▸ The problem
Of the lines in the data below, count the ones holding the string "frac", and answer with that number only.

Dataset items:
(begin)

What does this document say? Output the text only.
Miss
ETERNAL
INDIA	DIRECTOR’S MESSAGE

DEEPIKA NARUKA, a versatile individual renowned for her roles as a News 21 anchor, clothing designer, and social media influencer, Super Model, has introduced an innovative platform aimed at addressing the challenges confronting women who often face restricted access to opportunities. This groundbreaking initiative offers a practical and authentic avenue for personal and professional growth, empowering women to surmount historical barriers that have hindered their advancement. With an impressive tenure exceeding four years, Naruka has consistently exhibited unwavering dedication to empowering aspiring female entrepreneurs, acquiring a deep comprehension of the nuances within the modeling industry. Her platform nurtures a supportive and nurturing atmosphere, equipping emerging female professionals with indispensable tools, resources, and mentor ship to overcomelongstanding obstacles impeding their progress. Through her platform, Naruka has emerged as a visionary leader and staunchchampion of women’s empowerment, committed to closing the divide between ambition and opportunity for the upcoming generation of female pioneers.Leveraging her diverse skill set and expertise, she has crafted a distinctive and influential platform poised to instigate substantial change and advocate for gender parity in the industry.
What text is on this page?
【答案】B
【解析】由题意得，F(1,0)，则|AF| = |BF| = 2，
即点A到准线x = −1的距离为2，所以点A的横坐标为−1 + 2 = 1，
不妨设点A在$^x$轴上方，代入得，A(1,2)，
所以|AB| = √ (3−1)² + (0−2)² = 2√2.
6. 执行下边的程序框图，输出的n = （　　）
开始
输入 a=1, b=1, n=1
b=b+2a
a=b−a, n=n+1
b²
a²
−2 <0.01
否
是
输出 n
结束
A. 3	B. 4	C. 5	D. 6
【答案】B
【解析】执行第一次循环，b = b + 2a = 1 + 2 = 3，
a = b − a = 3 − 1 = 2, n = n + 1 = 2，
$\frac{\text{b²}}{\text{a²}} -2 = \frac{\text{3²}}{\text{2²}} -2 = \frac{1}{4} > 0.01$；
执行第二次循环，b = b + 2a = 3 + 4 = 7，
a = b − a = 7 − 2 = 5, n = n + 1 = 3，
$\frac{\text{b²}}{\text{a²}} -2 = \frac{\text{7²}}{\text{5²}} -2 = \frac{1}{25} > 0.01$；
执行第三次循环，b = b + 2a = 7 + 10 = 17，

(end)

▸ Solution
2